Dataset items:

********

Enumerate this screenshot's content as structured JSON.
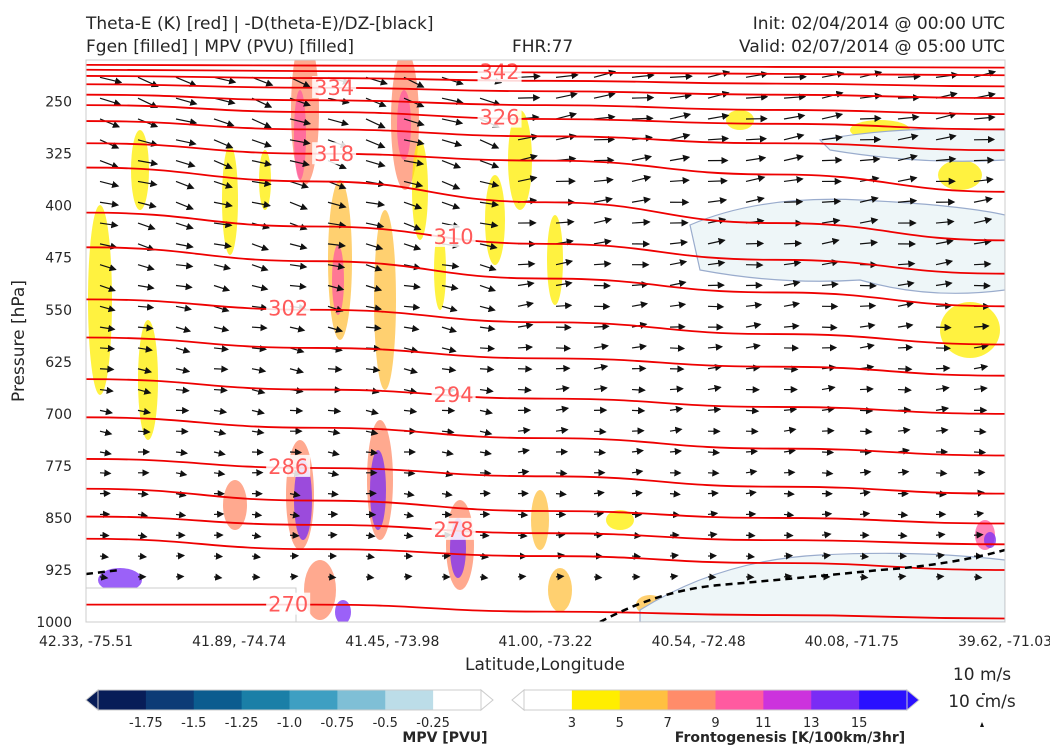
{
  "header": {
    "title_left_1": "Theta-E (K) [red] | -D(theta-E)/DZ-[black]",
    "title_left_2": "Fgen [filled] | MPV (PVU) [filled]",
    "fhr": "FHR:77",
    "init": "Init: 02/04/2014 @ 00:00 UTC",
    "valid": "Valid: 02/07/2014 @ 05:00 UTC"
  },
  "chart_data": {
    "type": "cross-section",
    "xlabel": "Latitude,Longitude",
    "ylabel": "Pressure [hPa]",
    "x_ticks": [
      "42.33, -75.51",
      "41.89, -74.74",
      "41.45, -73.98",
      "41.00, -73.22",
      "40.54, -72.48",
      "40.08, -71.75",
      "39.62, -71.03"
    ],
    "y_ticks": [
      250,
      325,
      400,
      475,
      550,
      625,
      700,
      775,
      850,
      925,
      1000
    ],
    "ylim": [
      1000,
      190
    ],
    "theta_e_contours": [
      {
        "value": 270,
        "y_levels": [
          975,
          975,
          985,
          990,
          995
        ]
      },
      {
        "value": 274,
        "y_levels": [
          880,
          895,
          905,
          915,
          925
        ]
      },
      {
        "value": 278,
        "y_levels": [
          848,
          860,
          872,
          882,
          888
        ]
      },
      {
        "value": 282,
        "y_levels": [
          808,
          825,
          840,
          850,
          858
        ]
      },
      {
        "value": 286,
        "y_levels": [
          765,
          778,
          790,
          805,
          815
        ]
      },
      {
        "value": 290,
        "y_levels": [
          705,
          720,
          735,
          750,
          760
        ]
      },
      {
        "value": 294,
        "y_levels": [
          650,
          665,
          678,
          690,
          700
        ]
      },
      {
        "value": 298,
        "y_levels": [
          590,
          605,
          620,
          632,
          645
        ]
      },
      {
        "value": 302,
        "y_levels": [
          535,
          550,
          568,
          585,
          600
        ]
      },
      {
        "value": 306,
        "y_levels": [
          460,
          480,
          505,
          525,
          545
        ]
      },
      {
        "value": 310,
        "y_levels": [
          410,
          430,
          455,
          478,
          498
        ]
      },
      {
        "value": 314,
        "y_levels": [
          345,
          365,
          395,
          425,
          450
        ]
      },
      {
        "value": 318,
        "y_levels": [
          310,
          325,
          335,
          355,
          380
        ]
      },
      {
        "value": 322,
        "y_levels": [
          278,
          290,
          300,
          310,
          320
        ]
      },
      {
        "value": 326,
        "y_levels": [
          255,
          265,
          275,
          282,
          290
        ]
      },
      {
        "value": 330,
        "y_levels": [
          240,
          248,
          255,
          262,
          268
        ]
      },
      {
        "value": 334,
        "y_levels": [
          225,
          230,
          235,
          240,
          245
        ]
      },
      {
        "value": 338,
        "y_levels": [
          213,
          216,
          220,
          224,
          228
        ]
      },
      {
        "value": 342,
        "y_levels": [
          204,
          206,
          208,
          210,
          212
        ]
      },
      {
        "value": 346,
        "y_levels": [
          197,
          198,
          199,
          200,
          201
        ]
      }
    ],
    "mpv_colorbar": {
      "label": "MPV [PVU]",
      "ticks": [
        "-1.75",
        "-1.5",
        "-1.25",
        "-1.0",
        "-0.75",
        "-0.5",
        "-0.25"
      ],
      "colors": [
        "#081d58",
        "#0d3b76",
        "#0b5c8f",
        "#1a7fa7",
        "#3e9fc2",
        "#7fbfd6",
        "#bcdde8",
        "#ffffff"
      ]
    },
    "fgen_colorbar": {
      "label": "Frontogenesis [K/100km/3hr]",
      "ticks": [
        "3",
        "5",
        "7",
        "9",
        "11",
        "13",
        "15"
      ],
      "colors": [
        "#ffffff",
        "#ffee00",
        "#ffc040",
        "#ff8c6a",
        "#ff5aa0",
        "#cc33dd",
        "#7a2cf5",
        "#2a10ff"
      ]
    },
    "wind_reference": [
      "10 m/s",
      "10 cm/s"
    ]
  }
}
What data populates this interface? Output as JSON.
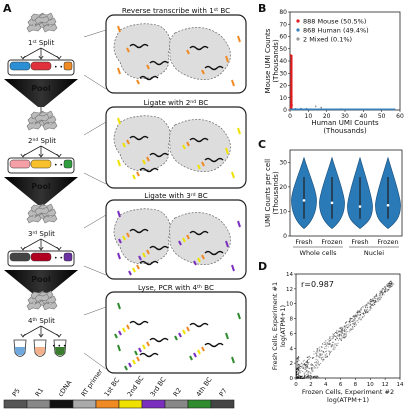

********

EXERCISE PROMPT:
The answer should be a number alone: the count of lines in the records that hold the word "JSON".

EXERCISE RESULT:
2